- WHAT IS BEING ASKED: Quote the listing below in its entirety.

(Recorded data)

==============================

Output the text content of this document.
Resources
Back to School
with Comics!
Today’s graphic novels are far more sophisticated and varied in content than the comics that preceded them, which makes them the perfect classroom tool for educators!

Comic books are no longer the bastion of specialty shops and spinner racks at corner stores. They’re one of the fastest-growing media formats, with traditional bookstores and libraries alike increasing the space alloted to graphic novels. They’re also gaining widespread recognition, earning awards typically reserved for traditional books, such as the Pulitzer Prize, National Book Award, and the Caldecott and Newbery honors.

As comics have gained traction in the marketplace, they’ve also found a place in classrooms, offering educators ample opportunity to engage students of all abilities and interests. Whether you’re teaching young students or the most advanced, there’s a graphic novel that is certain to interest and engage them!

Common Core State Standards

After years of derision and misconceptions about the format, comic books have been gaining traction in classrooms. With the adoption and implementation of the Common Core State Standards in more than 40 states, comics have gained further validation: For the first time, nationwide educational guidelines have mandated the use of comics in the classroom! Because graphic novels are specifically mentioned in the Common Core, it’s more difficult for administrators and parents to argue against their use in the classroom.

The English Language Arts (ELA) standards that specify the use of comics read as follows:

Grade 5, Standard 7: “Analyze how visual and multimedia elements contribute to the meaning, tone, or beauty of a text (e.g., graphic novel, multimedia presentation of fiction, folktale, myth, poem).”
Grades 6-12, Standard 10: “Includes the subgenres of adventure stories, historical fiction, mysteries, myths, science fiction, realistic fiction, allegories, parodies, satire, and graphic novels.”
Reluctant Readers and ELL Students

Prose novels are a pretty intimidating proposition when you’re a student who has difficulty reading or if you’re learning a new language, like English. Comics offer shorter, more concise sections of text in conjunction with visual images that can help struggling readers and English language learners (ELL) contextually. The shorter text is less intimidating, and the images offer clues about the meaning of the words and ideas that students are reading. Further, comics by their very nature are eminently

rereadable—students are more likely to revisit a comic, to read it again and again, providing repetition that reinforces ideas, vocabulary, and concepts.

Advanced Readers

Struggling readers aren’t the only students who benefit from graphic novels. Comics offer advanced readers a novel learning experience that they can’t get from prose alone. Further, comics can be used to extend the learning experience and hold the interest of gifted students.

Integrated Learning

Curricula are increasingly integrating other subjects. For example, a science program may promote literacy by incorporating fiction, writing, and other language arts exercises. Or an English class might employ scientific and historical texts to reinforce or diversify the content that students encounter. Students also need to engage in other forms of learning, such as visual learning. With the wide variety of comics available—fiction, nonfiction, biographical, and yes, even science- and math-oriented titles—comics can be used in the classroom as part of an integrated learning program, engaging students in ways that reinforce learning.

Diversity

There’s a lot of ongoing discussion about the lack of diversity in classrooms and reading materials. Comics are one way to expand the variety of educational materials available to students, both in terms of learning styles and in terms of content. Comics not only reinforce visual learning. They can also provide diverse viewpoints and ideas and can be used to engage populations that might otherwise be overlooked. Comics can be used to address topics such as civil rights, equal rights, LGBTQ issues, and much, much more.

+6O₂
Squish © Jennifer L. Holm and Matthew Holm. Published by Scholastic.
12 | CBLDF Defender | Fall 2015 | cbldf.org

==============================

- FULL ANSWER:
Output the text content of this document.
Resources
Back to School
with Comics!
Today’s graphic novels are far more sophisticated and varied in content than the comics that preceded them, which makes them the perfect classroom tool for educators!

Comic books are no longer the bastion of specialty shops and spinner racks at corner stores. They’re one of the fastest-growing media formats, with traditional bookstores and libraries alike increasing the space alloted to graphic novels. They’re also gaining widespread recognition, earning awards typically reserved for traditional books, such as the Pulitzer Prize, National Book Award, and the Caldecott and Newbery honors.

As comics have gained traction in the marketplace, they’ve also found a place in classrooms, offering educators ample opportunity to engage students of all abilities and interests. Whether you’re teaching young students or the most advanced, there’s a graphic novel that is certain to interest and engage them!

Common Core State Standards

After years of derision and misconceptions about the format, comic books have been gaining traction in classrooms. With the adoption and implementation of the Common Core State Standards in more than 40 states, comics have gained further validation: For the first time, nationwide educational guidelines have mandated the use of comics in the classroom! Because graphic novels are specifically mentioned in the Common Core, it’s more difficult for administrators and parents to argue against their use in the classroom.

The English Language Arts (ELA) standards that specify the use of comics read as follows:

Grade 5, Standard 7: “Analyze how visual and multimedia elements contribute to the meaning, tone, or beauty of a text (e.g., graphic novel, multimedia presentation of fiction, folktale, myth, poem).”
Grades 6-12, Standard 10: “Includes the subgenres of adventure stories, historical fiction, mysteries, myths, science fiction, realistic fiction, allegories, parodies, satire, and graphic novels.”
Reluctant Readers and ELL Students

Prose novels are a pretty intimidating proposition when you’re a student who has difficulty reading or if you’re learning a new language, like English. Comics offer shorter, more concise sections of text in conjunction with visual images that can help struggling readers and English language learners (ELL) contextually. The shorter text is less intimidating, and the images offer clues about the meaning of the words and ideas that students are reading. Further, comics by their very nature are eminently

rereadable—students are more likely to revisit a comic, to read it again and again, providing repetition that reinforces ideas, vocabulary, and concepts.

Advanced Readers

Struggling readers aren’t the only students who benefit from graphic novels. Comics offer advanced readers a novel learning experience that they can’t get from prose alone. Further, comics can be used to extend the learning experience and hold the interest of gifted students.

Integrated Learning

Curricula are increasingly integrating other subjects. For example, a science program may promote literacy by incorporating fiction, writing, and other language arts exercises. Or an English class might employ scientific and historical texts to reinforce or diversify the content that students encounter. Students also need to engage in other forms of learning, such as visual learning. With the wide variety of comics available—fiction, nonfiction, biographical, and yes, even science- and math-oriented titles—comics can be used in the classroom as part of an integrated learning program, engaging students in ways that reinforce learning.

Diversity

There’s a lot of ongoing discussion about the lack of diversity in classrooms and reading materials. Comics are one way to expand the variety of educational materials available to students, both in terms of learning styles and in terms of content. Comics not only reinforce visual learning. They can also provide diverse viewpoints and ideas and can be used to engage populations that might otherwise be overlooked. Comics can be used to address topics such as civil rights, equal rights, LGBTQ issues, and much, much more.

+6O₂
Squish © Jennifer L. Holm and Matthew Holm. Published by Scholastic.
12 | CBLDF Defender | Fall 2015 | cbldf.org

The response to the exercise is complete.